_Aim_
Check each line of the listing for the string "this", then state how many lines have it. Only the number is wanted.

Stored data
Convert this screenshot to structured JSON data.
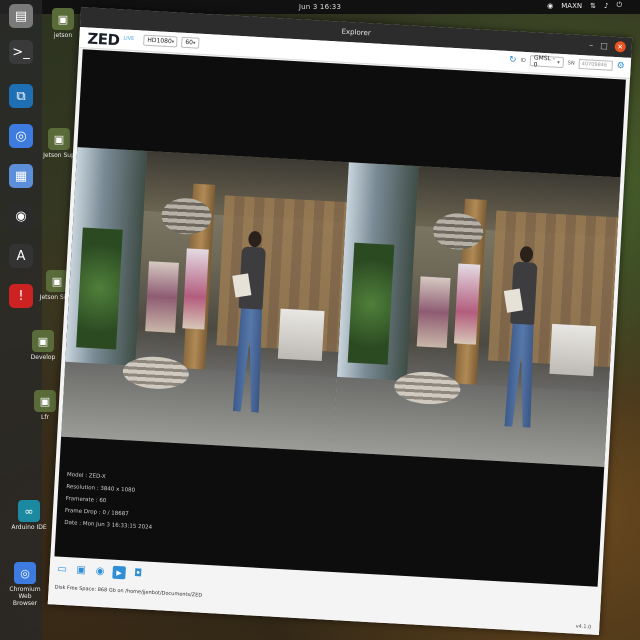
{
  "topbar": {
    "clock": "Jun 3  16:33"
  },
  "tray": {
    "user": "MAXN"
  },
  "dock": [
    {
      "name": "files-icon",
      "glyph": "▤",
      "color": "#7a7a7a"
    },
    {
      "name": "terminal-icon",
      "glyph": ">_",
      "color": "#3a3a3a"
    },
    {
      "name": "vscode-icon",
      "glyph": "⧉",
      "color": "#1f6fb5"
    },
    {
      "name": "chromium-icon",
      "glyph": "◎",
      "color": "#3d7be0"
    },
    {
      "name": "text-editor-icon",
      "glyph": "▦",
      "color": "#5c8fd9"
    },
    {
      "name": "obs-icon",
      "glyph": "◉",
      "color": "#2b2b2b"
    },
    {
      "name": "software-icon",
      "glyph": "A",
      "color": "#333333"
    },
    {
      "name": "help-icon",
      "glyph": "!",
      "color": "#c22"
    }
  ],
  "desktop_items": [
    {
      "label": "jetson"
    },
    {
      "label": "Jetson Sup"
    },
    {
      "label": "Jetson Si Fo"
    },
    {
      "label": "Develop"
    },
    {
      "label": "Lfr"
    },
    {
      "label": "Arduino IDE"
    },
    {
      "label": "Chromium Web Browser"
    }
  ],
  "window": {
    "title": "Explorer",
    "logo": "ZED",
    "live_label": "LIVE",
    "resolution_select": "HD1080",
    "fps_select": "60",
    "camera_select": "GMSL - 0",
    "sn_label": "SN",
    "sn_placeholder": "40709846",
    "info": {
      "model": "Model : ZED-X",
      "resolution": "Resolution : 3840 x 1080",
      "framerate": "Framerate : 60",
      "frame_drop": "Frame Drop : 0 / 18687",
      "date": "Date : Mon Jun 3 16:33:15 2024"
    },
    "disk_space": "Disk Free Space: 868 Gb  on  /home/jjenbot/Documents/ZED",
    "version": "v4.1.0"
  }
}
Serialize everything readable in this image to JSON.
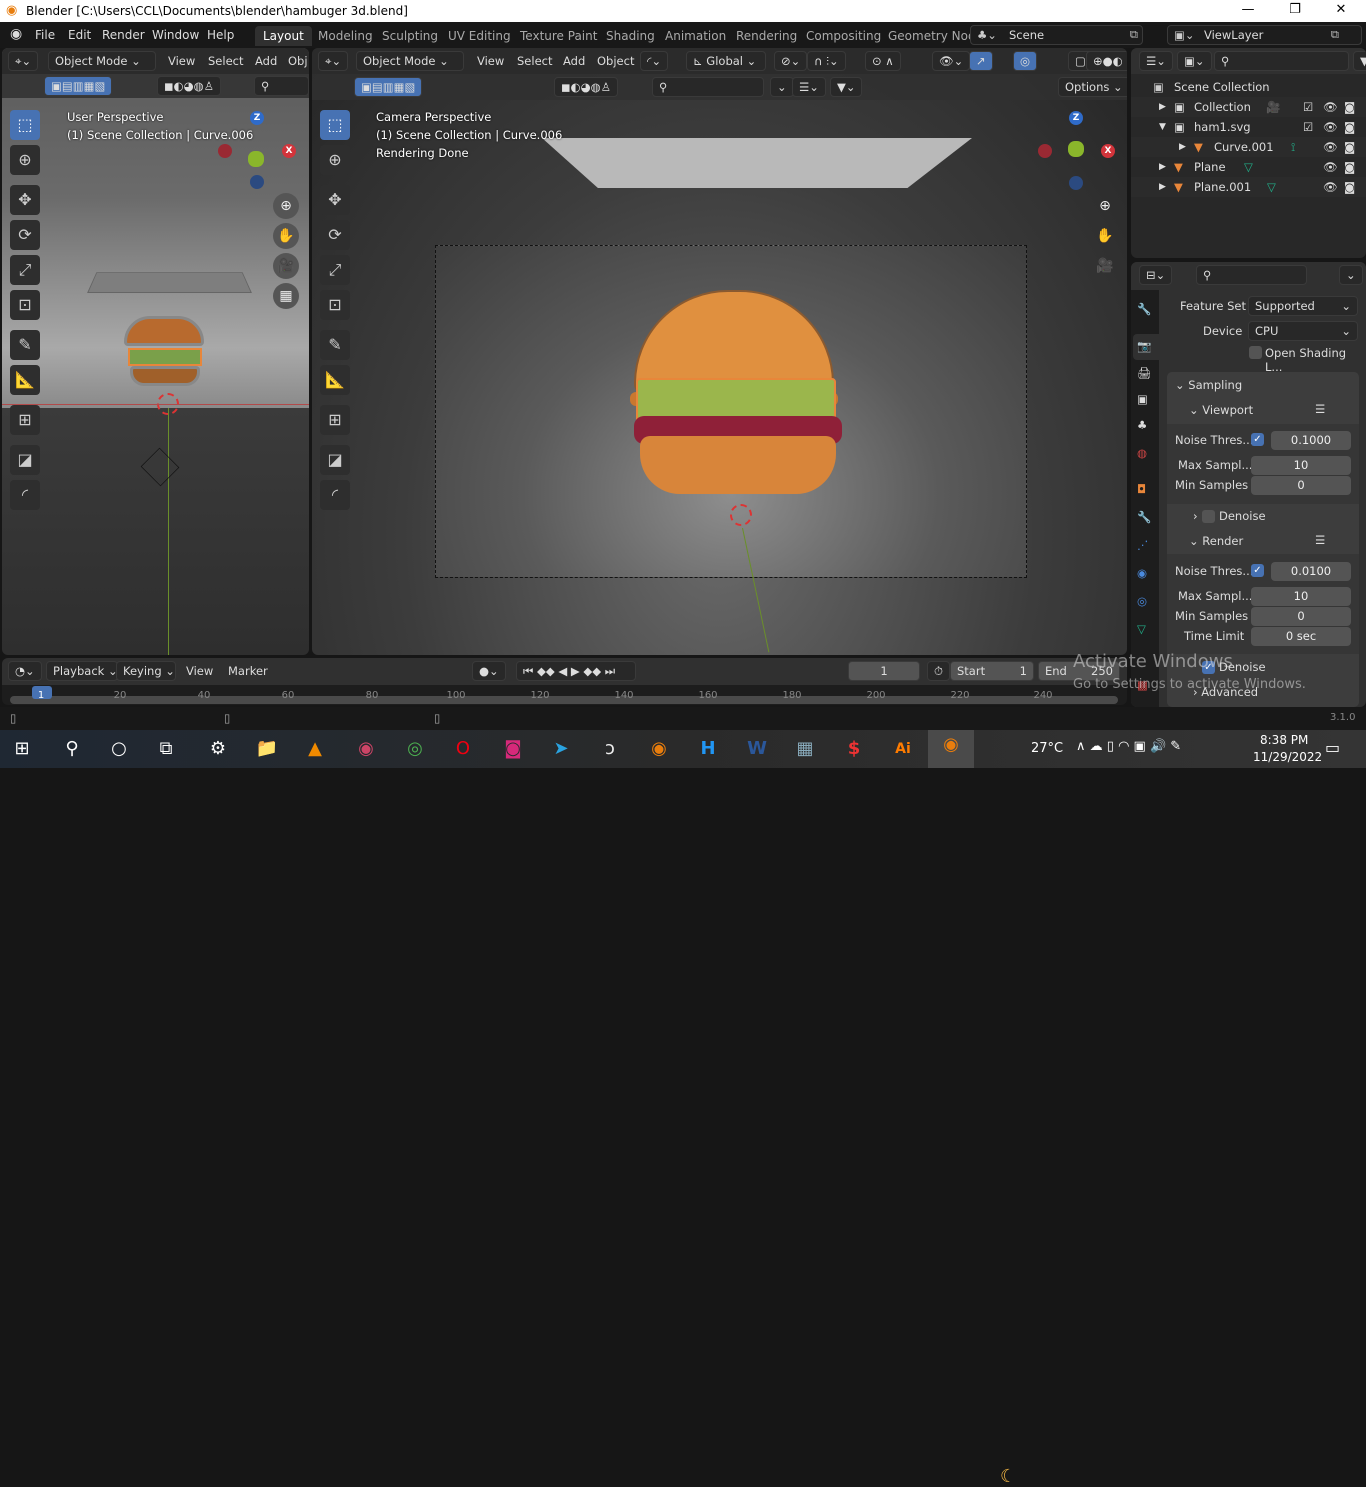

_Completed exercise_
2